Objective A: According to the text on Brazil at the 2011 Parapan American Games, how many female athletes did Brazil send to compete in athletics?

Brazil participated in the 2011 Parapan American Games.

Medalists

Archery

Brazil sent six male and one female athlete to compete.

Athletics

Brazil sent 26 male and 14 female athletes to compete.

Boccia

Brazil sent eight male and four female athletes to compete.

Cycling

Brazil sent eight male and four female athletes to compete. Four male and two female athletes will compete in the road cycling tournament, while four male and two female athletes will compete in the track cycling tournament.

Football 5-a-side

Brazil sent a team of eight athletes to compete.

Goalball

Brazil sent two teams of six athletes each to compete in the men's and women's tournaments.

Judo

Brazil sent seven male and six female athletes to compete.

Powerlifting

Brazil sent ten male and five female athletes to compete.

Sitting volleyball

Brazil sent a team of twelve athletes to compete.

Objective B: Reproduce, without alteration, the part of the records that opens with their first line and closes with the line containing "toolbar-divider xyxy=(1532,180,1533,244)", including both of those lines.

Records provided:
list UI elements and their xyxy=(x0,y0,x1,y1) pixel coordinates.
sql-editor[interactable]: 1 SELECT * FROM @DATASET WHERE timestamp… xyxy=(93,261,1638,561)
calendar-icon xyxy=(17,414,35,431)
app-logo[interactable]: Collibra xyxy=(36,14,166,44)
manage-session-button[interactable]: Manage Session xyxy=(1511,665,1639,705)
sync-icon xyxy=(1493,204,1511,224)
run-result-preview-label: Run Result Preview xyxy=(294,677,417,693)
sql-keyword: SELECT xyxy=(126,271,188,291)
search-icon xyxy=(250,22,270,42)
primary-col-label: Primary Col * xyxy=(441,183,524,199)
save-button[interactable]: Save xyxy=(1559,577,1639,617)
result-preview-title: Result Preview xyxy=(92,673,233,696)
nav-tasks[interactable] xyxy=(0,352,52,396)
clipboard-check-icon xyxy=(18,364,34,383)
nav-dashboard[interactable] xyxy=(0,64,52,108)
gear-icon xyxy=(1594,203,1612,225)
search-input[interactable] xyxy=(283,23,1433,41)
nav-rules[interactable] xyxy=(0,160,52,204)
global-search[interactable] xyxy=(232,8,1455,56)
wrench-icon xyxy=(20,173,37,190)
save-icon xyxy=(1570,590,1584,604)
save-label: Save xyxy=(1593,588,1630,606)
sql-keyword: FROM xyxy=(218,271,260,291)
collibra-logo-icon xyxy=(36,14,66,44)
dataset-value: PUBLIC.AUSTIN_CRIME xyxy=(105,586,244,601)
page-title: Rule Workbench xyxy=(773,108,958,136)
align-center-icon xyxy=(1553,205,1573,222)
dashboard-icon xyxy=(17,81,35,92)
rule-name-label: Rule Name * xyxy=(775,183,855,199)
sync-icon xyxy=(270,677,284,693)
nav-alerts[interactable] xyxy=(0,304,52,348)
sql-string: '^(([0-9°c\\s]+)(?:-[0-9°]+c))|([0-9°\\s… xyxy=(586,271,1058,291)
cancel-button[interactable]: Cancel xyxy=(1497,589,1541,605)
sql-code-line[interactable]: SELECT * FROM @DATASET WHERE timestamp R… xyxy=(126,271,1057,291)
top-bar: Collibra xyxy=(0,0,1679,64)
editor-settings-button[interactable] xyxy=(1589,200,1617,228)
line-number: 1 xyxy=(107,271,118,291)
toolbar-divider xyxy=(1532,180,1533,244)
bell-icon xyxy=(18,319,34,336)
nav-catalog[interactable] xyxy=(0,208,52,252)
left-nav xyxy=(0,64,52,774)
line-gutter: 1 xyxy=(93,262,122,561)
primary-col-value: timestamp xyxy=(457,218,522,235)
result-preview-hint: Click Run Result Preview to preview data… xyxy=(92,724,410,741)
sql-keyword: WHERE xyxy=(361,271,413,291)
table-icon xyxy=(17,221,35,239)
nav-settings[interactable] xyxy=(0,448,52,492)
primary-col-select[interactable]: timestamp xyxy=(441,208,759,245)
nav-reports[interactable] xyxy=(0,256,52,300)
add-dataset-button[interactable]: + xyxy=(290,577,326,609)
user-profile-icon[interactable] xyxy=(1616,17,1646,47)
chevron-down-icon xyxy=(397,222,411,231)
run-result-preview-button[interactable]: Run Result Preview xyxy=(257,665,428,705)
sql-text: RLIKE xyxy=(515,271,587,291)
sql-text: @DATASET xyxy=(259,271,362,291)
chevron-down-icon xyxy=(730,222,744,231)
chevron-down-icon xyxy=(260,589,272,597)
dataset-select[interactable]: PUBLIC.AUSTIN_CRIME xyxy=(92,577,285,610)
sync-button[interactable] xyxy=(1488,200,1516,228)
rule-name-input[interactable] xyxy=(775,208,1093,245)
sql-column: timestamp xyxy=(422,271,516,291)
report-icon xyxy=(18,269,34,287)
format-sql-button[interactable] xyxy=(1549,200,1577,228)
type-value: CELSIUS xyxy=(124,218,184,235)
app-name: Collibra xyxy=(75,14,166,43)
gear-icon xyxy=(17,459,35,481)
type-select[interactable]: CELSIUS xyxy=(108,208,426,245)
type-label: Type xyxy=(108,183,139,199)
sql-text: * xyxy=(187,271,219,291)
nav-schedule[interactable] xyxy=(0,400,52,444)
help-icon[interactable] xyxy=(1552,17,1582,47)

Reply A: Fourteen

Reply B:
list UI elements and their xyxy=(x0,y0,x1,y1) pixel coordinates.
sql-editor[interactable]: 1 SELECT * FROM @DATASET WHERE timestamp… xyxy=(93,261,1638,561)
calendar-icon xyxy=(17,414,35,431)
app-logo[interactable]: Collibra xyxy=(36,14,166,44)
manage-session-button[interactable]: Manage Session xyxy=(1511,665,1639,705)
sync-icon xyxy=(1493,204,1511,224)
run-result-preview-label: Run Result Preview xyxy=(294,677,417,693)
sql-keyword: SELECT xyxy=(126,271,188,291)
search-icon xyxy=(250,22,270,42)
primary-col-label: Primary Col * xyxy=(441,183,524,199)
save-button[interactable]: Save xyxy=(1559,577,1639,617)
result-preview-title: Result Preview xyxy=(92,673,233,696)
nav-tasks[interactable] xyxy=(0,352,52,396)
clipboard-check-icon xyxy=(18,364,34,383)
nav-dashboard[interactable] xyxy=(0,64,52,108)
gear-icon xyxy=(1594,203,1612,225)
search-input[interactable] xyxy=(283,23,1433,41)
nav-rules[interactable] xyxy=(0,160,52,204)
global-search[interactable] xyxy=(232,8,1455,56)
wrench-icon xyxy=(20,173,37,190)
save-icon xyxy=(1570,590,1584,604)
save-label: Save xyxy=(1593,588,1630,606)
sql-keyword: FROM xyxy=(218,271,260,291)
collibra-logo-icon xyxy=(36,14,66,44)
dataset-value: PUBLIC.AUSTIN_CRIME xyxy=(105,586,244,601)
page-title: Rule Workbench xyxy=(773,108,958,136)
align-center-icon xyxy=(1553,205,1573,222)
dashboard-icon xyxy=(17,81,35,92)
rule-name-label: Rule Name * xyxy=(775,183,855,199)
sync-icon xyxy=(270,677,284,693)
nav-alerts[interactable] xyxy=(0,304,52,348)
sql-string: '^(([0-9°c\\s]+)(?:-[0-9°]+c))|([0-9°\\s… xyxy=(586,271,1058,291)
cancel-button[interactable]: Cancel xyxy=(1497,589,1541,605)
sql-code-line[interactable]: SELECT * FROM @DATASET WHERE timestamp R… xyxy=(126,271,1057,291)
top-bar: Collibra xyxy=(0,0,1679,64)
editor-settings-button[interactable] xyxy=(1589,200,1617,228)
line-number: 1 xyxy=(107,271,118,291)
toolbar-divider xyxy=(1532,180,1533,244)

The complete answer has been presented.